[AIM] Restate the records below word for word.

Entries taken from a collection
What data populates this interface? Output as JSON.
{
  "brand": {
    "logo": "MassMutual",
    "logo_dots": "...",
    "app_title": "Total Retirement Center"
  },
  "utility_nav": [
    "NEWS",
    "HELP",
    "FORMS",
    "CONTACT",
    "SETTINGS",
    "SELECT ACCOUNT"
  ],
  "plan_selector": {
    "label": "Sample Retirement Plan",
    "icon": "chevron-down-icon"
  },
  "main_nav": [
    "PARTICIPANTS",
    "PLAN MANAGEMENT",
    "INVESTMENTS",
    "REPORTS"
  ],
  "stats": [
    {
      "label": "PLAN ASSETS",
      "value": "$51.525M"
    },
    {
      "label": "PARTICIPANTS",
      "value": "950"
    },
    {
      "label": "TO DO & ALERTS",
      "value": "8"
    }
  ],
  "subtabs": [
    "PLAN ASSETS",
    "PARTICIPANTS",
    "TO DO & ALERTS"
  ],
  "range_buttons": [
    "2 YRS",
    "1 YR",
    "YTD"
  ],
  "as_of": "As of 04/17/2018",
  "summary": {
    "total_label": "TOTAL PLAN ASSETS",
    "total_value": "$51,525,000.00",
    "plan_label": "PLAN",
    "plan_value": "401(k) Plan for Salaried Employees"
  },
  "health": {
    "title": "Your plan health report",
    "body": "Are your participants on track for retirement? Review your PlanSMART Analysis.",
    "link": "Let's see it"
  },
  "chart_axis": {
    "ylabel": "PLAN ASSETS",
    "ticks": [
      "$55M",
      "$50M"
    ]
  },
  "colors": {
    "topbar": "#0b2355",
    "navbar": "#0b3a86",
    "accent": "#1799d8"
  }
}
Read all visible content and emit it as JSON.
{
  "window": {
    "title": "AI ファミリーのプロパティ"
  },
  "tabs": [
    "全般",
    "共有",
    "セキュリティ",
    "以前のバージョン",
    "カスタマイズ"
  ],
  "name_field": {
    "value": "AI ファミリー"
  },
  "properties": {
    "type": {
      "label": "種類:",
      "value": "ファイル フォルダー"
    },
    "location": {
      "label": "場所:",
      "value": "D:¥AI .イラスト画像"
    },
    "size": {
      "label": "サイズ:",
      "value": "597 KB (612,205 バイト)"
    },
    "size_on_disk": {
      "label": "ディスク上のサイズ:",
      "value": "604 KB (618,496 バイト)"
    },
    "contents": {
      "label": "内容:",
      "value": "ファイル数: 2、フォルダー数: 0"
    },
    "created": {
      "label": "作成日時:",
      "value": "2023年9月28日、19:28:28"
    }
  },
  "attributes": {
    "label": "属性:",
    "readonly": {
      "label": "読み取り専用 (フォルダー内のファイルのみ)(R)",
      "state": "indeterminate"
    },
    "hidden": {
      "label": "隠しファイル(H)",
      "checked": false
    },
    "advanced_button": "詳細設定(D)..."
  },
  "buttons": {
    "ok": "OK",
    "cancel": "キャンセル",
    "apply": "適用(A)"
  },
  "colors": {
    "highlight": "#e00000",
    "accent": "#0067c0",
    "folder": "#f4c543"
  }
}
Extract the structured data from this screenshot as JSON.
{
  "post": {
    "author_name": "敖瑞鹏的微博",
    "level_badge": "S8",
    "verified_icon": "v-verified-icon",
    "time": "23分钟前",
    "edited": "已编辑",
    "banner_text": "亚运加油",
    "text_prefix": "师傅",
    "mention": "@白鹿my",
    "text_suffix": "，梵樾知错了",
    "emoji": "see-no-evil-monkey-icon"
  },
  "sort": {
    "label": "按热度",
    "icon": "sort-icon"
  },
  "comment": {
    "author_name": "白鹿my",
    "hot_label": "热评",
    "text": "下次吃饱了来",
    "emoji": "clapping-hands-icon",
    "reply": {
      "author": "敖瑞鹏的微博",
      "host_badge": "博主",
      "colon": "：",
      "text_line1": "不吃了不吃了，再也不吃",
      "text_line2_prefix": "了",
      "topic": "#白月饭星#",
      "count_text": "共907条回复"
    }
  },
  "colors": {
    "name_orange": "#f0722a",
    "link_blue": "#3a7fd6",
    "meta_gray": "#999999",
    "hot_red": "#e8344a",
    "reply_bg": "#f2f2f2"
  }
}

[SOLUTION FOR THIS TASK]
What data populates this interface? Output as JSON.
{
  "brand": {
    "logo": "MassMutual",
    "logo_dots": "...",
    "app_title": "Total Retirement Center"
  },
  "utility_nav": [
    "NEWS",
    "HELP",
    "FORMS",
    "CONTACT",
    "SETTINGS",
    "SELECT ACCOUNT"
  ],
  "plan_selector": {
    "label": "Sample Retirement Plan",
    "icon": "chevron-down-icon"
  },
  "main_nav": [
    "PARTICIPANTS",
    "PLAN MANAGEMENT",
    "INVESTMENTS",
    "REPORTS"
  ],
  "stats": [
    {
      "label": "PLAN ASSETS",
      "value": "$51.525M"
    },
    {
      "label": "PARTICIPANTS",
      "value": "950"
    },
    {
      "label": "TO DO & ALERTS",
      "value": "8"
    }
  ],
  "subtabs": [
    "PLAN ASSETS",
    "PARTICIPANTS",
    "TO DO & ALERTS"
  ],
  "range_buttons": [
    "2 YRS",
    "1 YR",
    "YTD"
  ],
  "as_of": "As of 04/17/2018",
  "summary": {
    "total_label": "TOTAL PLAN ASSETS",
    "total_value": "$51,525,000.00",
    "plan_label": "PLAN",
    "plan_value": "401(k) Plan for Salaried Employees"
  },
  "health": {
    "title": "Your plan health report",
    "body": "Are your participants on track for retirement? Review your PlanSMART Analysis.",
    "link": "Let's see it"
  },
  "chart_axis": {
    "ylabel": "PLAN ASSETS",
    "ticks": [
      "$55M",
      "$50M"
    ]
  },
  "colors": {
    "topbar": "#0b2355",
    "navbar": "#0b3a86",
    "accent": "#1799d8"
  }
}
Read all visible content and emit it as JSON.
{
  "window": {
    "title": "AI ファミリーのプロパティ"
  },
  "tabs": [
    "全般",
    "共有",
    "セキュリティ",
    "以前のバージョン",
    "カスタマイズ"
  ],
  "name_field": {
    "value": "AI ファミリー"
  },
  "properties": {
    "type": {
      "label": "種類:",
      "value": "ファイル フォルダー"
    },
    "location": {
      "label": "場所:",
      "value": "D:¥AI .イラスト画像"
    },
    "size": {
      "label": "サイズ:",
      "value": "597 KB (612,205 バイト)"
    },
    "size_on_disk": {
      "label": "ディスク上のサイズ:",
      "value": "604 KB (618,496 バイト)"
    },
    "contents": {
      "label": "内容:",
      "value": "ファイル数: 2、フォルダー数: 0"
    },
    "created": {
      "label": "作成日時:",
      "value": "2023年9月28日、19:28:28"
    }
  },
  "attributes": {
    "label": "属性:",
    "readonly": {
      "label": "読み取り専用 (フォルダー内のファイルのみ)(R)",
      "state": "indeterminate"
    },
    "hidden": {
      "label": "隠しファイル(H)",
      "checked": false
    },
    "advanced_button": "詳細設定(D)..."
  },
  "buttons": {
    "ok": "OK",
    "cancel": "キャンセル",
    "apply": "適用(A)"
  },
  "colors": {
    "highlight": "#e00000",
    "accent": "#0067c0",
    "folder": "#f4c543"
  }
}
Extract the structured data from this screenshot as JSON.
{
  "post": {
    "author_name": "敖瑞鹏的微博",
    "level_badge": "S8",
    "verified_icon": "v-verified-icon",
    "time": "23分钟前",
    "edited": "已编辑",
    "banner_text": "亚运加油",
    "text_prefix": "师傅",
    "mention": "@白鹿my",
    "text_suffix": "，梵樾知错了",
    "emoji": "see-no-evil-monkey-icon"
  },
  "sort": {
    "label": "按热度",
    "icon": "sort-icon"
  },
  "comment": {
    "author_name": "白鹿my",
    "hot_label": "热评",
    "text": "下次吃饱了来",
    "emoji": "clapping-hands-icon",
    "reply": {
      "author": "敖瑞鹏的微博",
      "host_badge": "博主",
      "colon": "：",
      "text_line1": "不吃了不吃了，再也不吃",
      "text_line2_prefix": "了",
      "topic": "#白月饭星#",
      "count_text": "共907条回复"
    }
  },
  "colors": {
    "name_orange": "#f0722a",
    "link_blue": "#3a7fd6",
    "meta_gray": "#999999",
    "hot_red": "#e8344a",
    "reply_bg": "#f2f2f2"
  }
}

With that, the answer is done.